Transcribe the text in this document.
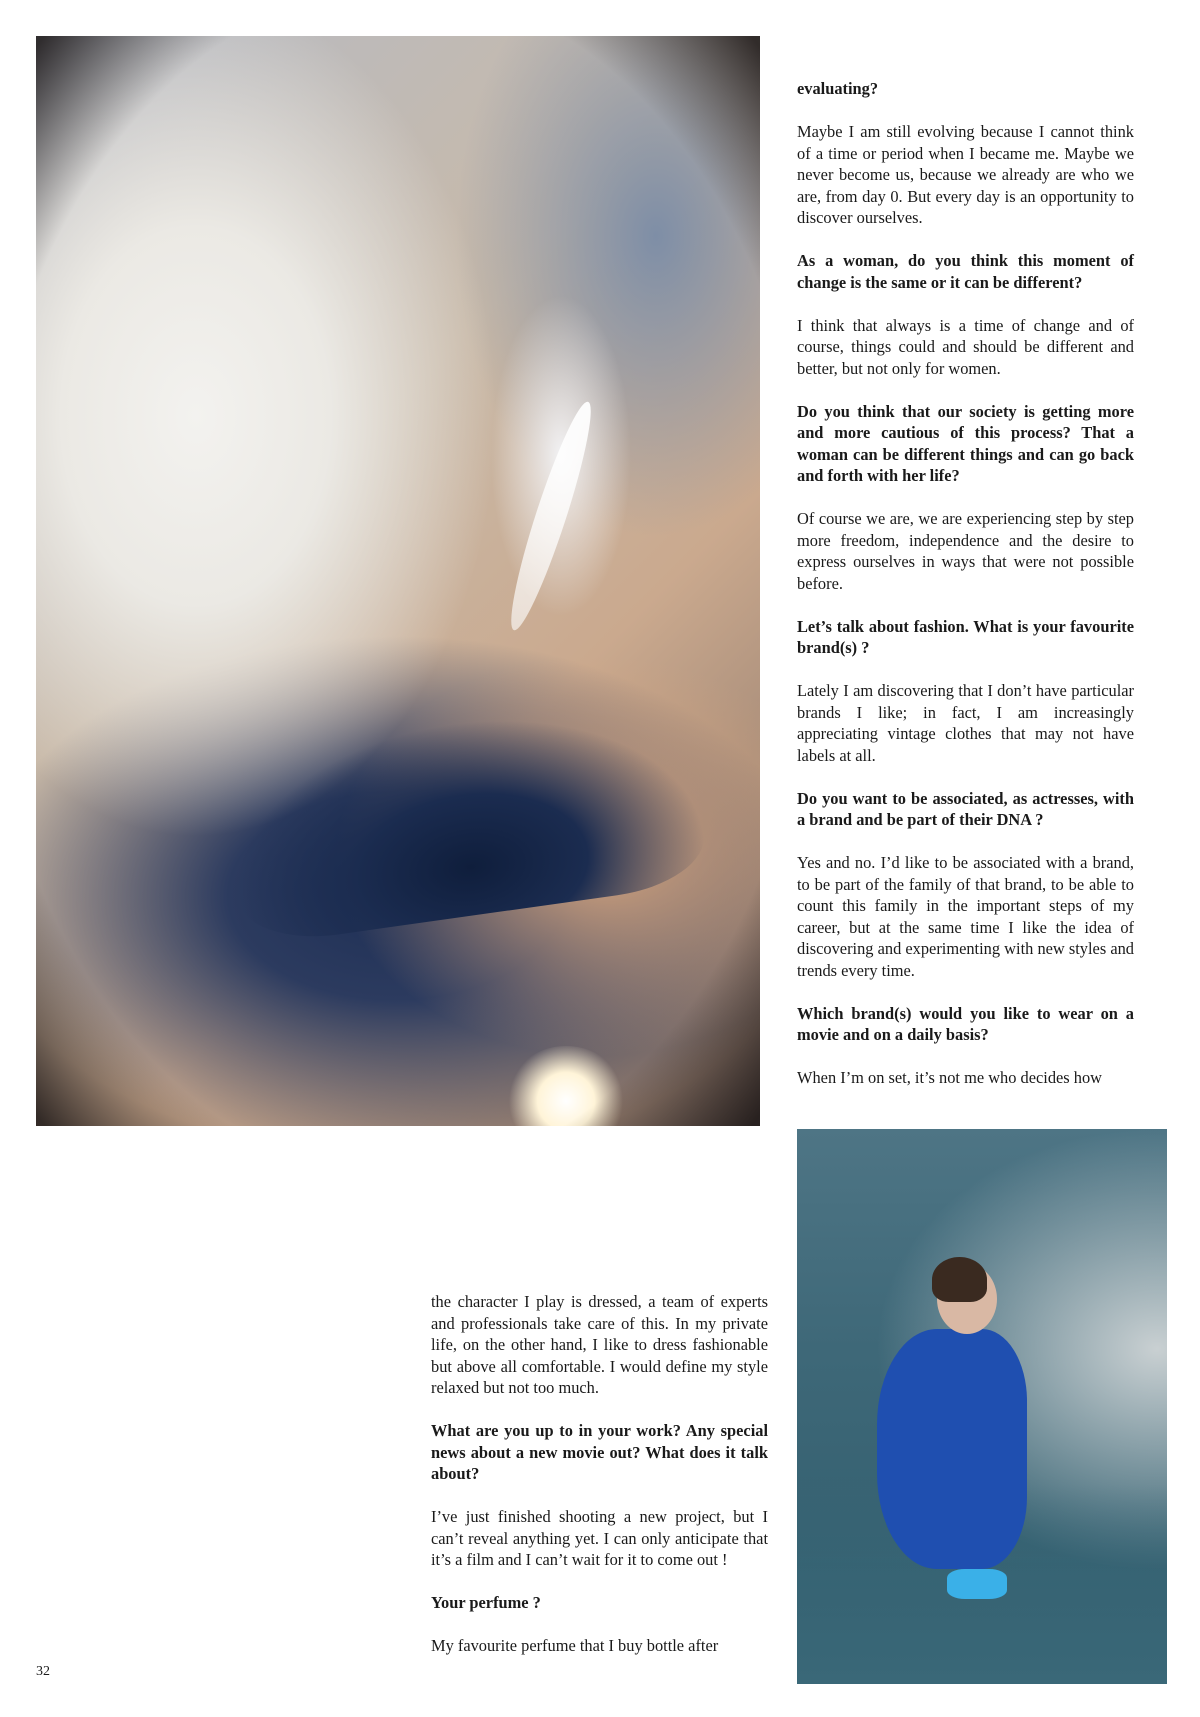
evaluating?

Maybe I am still evolving because I cannot think of a time or period when I became me. Maybe we never become us, because we already are who we are, from day 0. But every day is an opportunity to discover ourselves.

As a woman, do you think this moment of change is the same or it can be different?

I think that always is a time of change and of course, things could and should be different and better, but not only for women.

Do you think that our society is getting more and more cautious of this process? That a woman can be different things and can go back and forth with her life?

Of course we are, we are experiencing step by step more freedom, independence and the desire to express ourselves in ways that were not possible before.

Let’s talk about fashion. What is your favourite brand(s) ?

Lately I am discovering that I don’t have particular brands I like; in fact, I am increasingly appreciating vintage clothes that may not have labels at all.

Do you want to be associated, as actresses, with a brand and be part of their DNA ?

Yes and no. I’d like to be associated with a brand, to be part of the family of that brand, to be able to count this family in the important steps of my career, but at the same time I like the idea of discovering and experimenting with new styles and trends every time.

Which brand(s) would you like to wear on a movie and on a daily basis?

When I’m on set, it’s not me who decides how

the character I play is dressed, a team of experts and professionals take care of this. In my private life, on the other hand, I like to dress fashionable but above all comfortable. I would define my style relaxed but not too much.

What are you up to in your work? Any special news about a new movie out? What does it talk about?

I’ve just finished shooting a new project, but I can’t reveal anything yet. I can only anticipate that it’s a film and I can’t wait for it to come out !

Your perfume ?

My favourite perfume that I buy bottle after

32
──────────
> _PROBLEM REQUIREMENTS_
Reproduce the full listing above verbatim, with no pictures included.

> _PROBLEM SOLUTION_
Transcribe the text in this document.
evaluating?

Maybe I am still evolving because I cannot think of a time or period when I became me. Maybe we never become us, because we already are who we are, from day 0. But every day is an opportunity to discover ourselves.

As a woman, do you think this moment of change is the same or it can be different?

I think that always is a time of change and of course, things could and should be different and better, but not only for women.

Do you think that our society is getting more and more cautious of this process? That a woman can be different things and can go back and forth with her life?

Of course we are, we are experiencing step by step more freedom, independence and the desire to express ourselves in ways that were not possible before.

Let’s talk about fashion. What is your favourite brand(s) ?

Lately I am discovering that I don’t have particular brands I like; in fact, I am increasingly appreciating vintage clothes that may not have labels at all.

Do you want to be associated, as actresses, with a brand and be part of their DNA ?

Yes and no. I’d like to be associated with a brand, to be part of the family of that brand, to be able to count this family in the important steps of my career, but at the same time I like the idea of discovering and experimenting with new styles and trends every time.

Which brand(s) would you like to wear on a movie and on a daily basis?

When I’m on set, it’s not me who decides how

the character I play is dressed, a team of experts and professionals take care of this. In my private life, on the other hand, I like to dress fashionable but above all comfortable. I would define my style relaxed but not too much.

What are you up to in your work? Any special news about a new movie out? What does it talk about?

I’ve just finished shooting a new project, but I can’t reveal anything yet. I can only anticipate that it’s a film and I can’t wait for it to come out !

Your perfume ?

My favourite perfume that I buy bottle after

32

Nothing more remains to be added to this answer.